━━ DATA FOR PROCESSING

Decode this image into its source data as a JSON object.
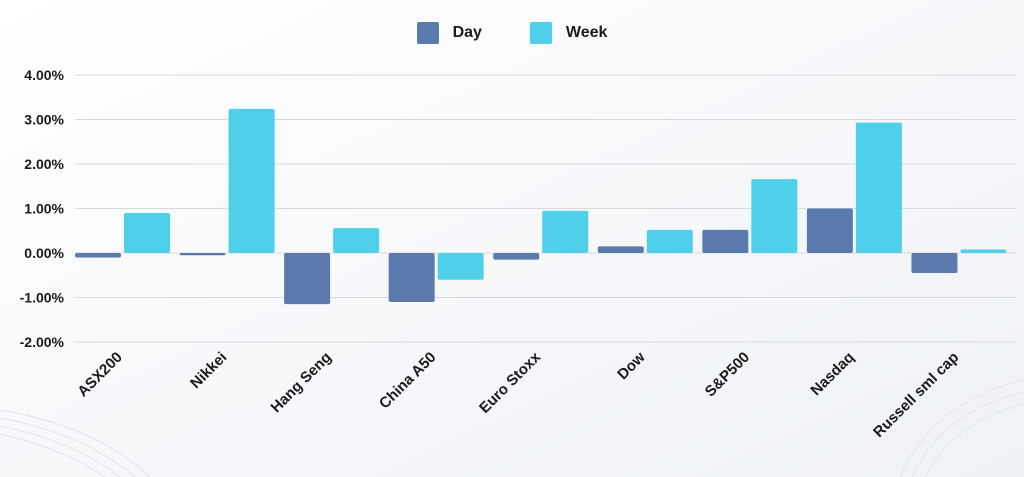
{
  "chart_data": {
    "type": "bar",
    "categories": [
      "ASX200",
      "Nikkei",
      "Hang Seng",
      "China A50",
      "Euro Stoxx",
      "Dow",
      "S&P500",
      "Nasdaq",
      "Russell sml cap"
    ],
    "series": [
      {
        "name": "Day",
        "color": "#5a79ad",
        "values": [
          -0.1,
          -0.05,
          -1.15,
          -1.1,
          -0.15,
          0.15,
          0.52,
          1.0,
          -0.45
        ]
      },
      {
        "name": "Week",
        "color": "#4fd0ea",
        "values": [
          0.9,
          3.24,
          0.56,
          -0.6,
          0.95,
          0.52,
          1.66,
          2.93,
          0.08
        ]
      }
    ],
    "yticks": [
      "4.00%",
      "3.00%",
      "2.00%",
      "1.00%",
      "0.00%",
      "-1.00%",
      "-2.00%"
    ],
    "ylim": [
      -2,
      4
    ],
    "grid": true,
    "legend_position": "top-center"
  }
}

━━━━

**WRITTEN INSTRUCTION**
Strip out the pictures and quote the remaining data word for word.

**OUTPUT OF THE TASK**
Decode this image into its source data as a JSON object.
{
  "chart_data": {
    "type": "bar",
    "categories": [
      "ASX200",
      "Nikkei",
      "Hang Seng",
      "China A50",
      "Euro Stoxx",
      "Dow",
      "S&P500",
      "Nasdaq",
      "Russell sml cap"
    ],
    "series": [
      {
        "name": "Day",
        "color": "#5a79ad",
        "values": [
          -0.1,
          -0.05,
          -1.15,
          -1.1,
          -0.15,
          0.15,
          0.52,
          1.0,
          -0.45
        ]
      },
      {
        "name": "Week",
        "color": "#4fd0ea",
        "values": [
          0.9,
          3.24,
          0.56,
          -0.6,
          0.95,
          0.52,
          1.66,
          2.93,
          0.08
        ]
      }
    ],
    "yticks": [
      "4.00%",
      "3.00%",
      "2.00%",
      "1.00%",
      "0.00%",
      "-1.00%",
      "-2.00%"
    ],
    "ylim": [
      -2,
      4
    ],
    "grid": true,
    "legend_position": "top-center"
  }
}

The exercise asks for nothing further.